WHAT YOU WILL DO: Give the data below again, word for word.

Data items:
• • •

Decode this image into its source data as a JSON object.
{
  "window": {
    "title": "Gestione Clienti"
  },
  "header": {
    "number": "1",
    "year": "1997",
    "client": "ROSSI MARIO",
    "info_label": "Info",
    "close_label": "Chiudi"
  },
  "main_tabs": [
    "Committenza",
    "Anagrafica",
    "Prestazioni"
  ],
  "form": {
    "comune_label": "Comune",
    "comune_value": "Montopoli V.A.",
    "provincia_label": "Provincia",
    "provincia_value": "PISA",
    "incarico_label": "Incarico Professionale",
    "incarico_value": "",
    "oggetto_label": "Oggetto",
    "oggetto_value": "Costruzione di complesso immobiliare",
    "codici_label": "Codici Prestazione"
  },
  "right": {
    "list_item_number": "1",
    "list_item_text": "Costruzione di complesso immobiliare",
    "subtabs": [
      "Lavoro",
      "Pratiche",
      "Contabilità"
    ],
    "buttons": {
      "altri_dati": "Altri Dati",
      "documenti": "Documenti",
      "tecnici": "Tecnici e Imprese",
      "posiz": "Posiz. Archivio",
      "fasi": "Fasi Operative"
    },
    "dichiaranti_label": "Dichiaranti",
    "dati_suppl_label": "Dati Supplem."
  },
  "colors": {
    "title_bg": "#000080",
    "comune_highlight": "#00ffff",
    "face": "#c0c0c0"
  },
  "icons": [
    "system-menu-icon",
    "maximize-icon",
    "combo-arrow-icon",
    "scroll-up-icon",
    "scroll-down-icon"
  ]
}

• • •

CORRECT RESULT:
Decode this image into its source data as a JSON object.
{
  "window": {
    "title": "Gestione Clienti"
  },
  "header": {
    "number": "1",
    "year": "1997",
    "client": "ROSSI MARIO",
    "info_label": "Info",
    "close_label": "Chiudi"
  },
  "main_tabs": [
    "Committenza",
    "Anagrafica",
    "Prestazioni"
  ],
  "form": {
    "comune_label": "Comune",
    "comune_value": "Montopoli V.A.",
    "provincia_label": "Provincia",
    "provincia_value": "PISA",
    "incarico_label": "Incarico Professionale",
    "incarico_value": "",
    "oggetto_label": "Oggetto",
    "oggetto_value": "Costruzione di complesso immobiliare",
    "codici_label": "Codici Prestazione"
  },
  "right": {
    "list_item_number": "1",
    "list_item_text": "Costruzione di complesso immobiliare",
    "subtabs": [
      "Lavoro",
      "Pratiche",
      "Contabilità"
    ],
    "buttons": {
      "altri_dati": "Altri Dati",
      "documenti": "Documenti",
      "tecnici": "Tecnici e Imprese",
      "posiz": "Posiz. Archivio",
      "fasi": "Fasi Operative"
    },
    "dichiaranti_label": "Dichiaranti",
    "dati_suppl_label": "Dati Supplem."
  },
  "colors": {
    "title_bg": "#000080",
    "comune_highlight": "#00ffff",
    "face": "#c0c0c0"
  },
  "icons": [
    "system-menu-icon",
    "maximize-icon",
    "combo-arrow-icon",
    "scroll-up-icon",
    "scroll-down-icon"
  ]
}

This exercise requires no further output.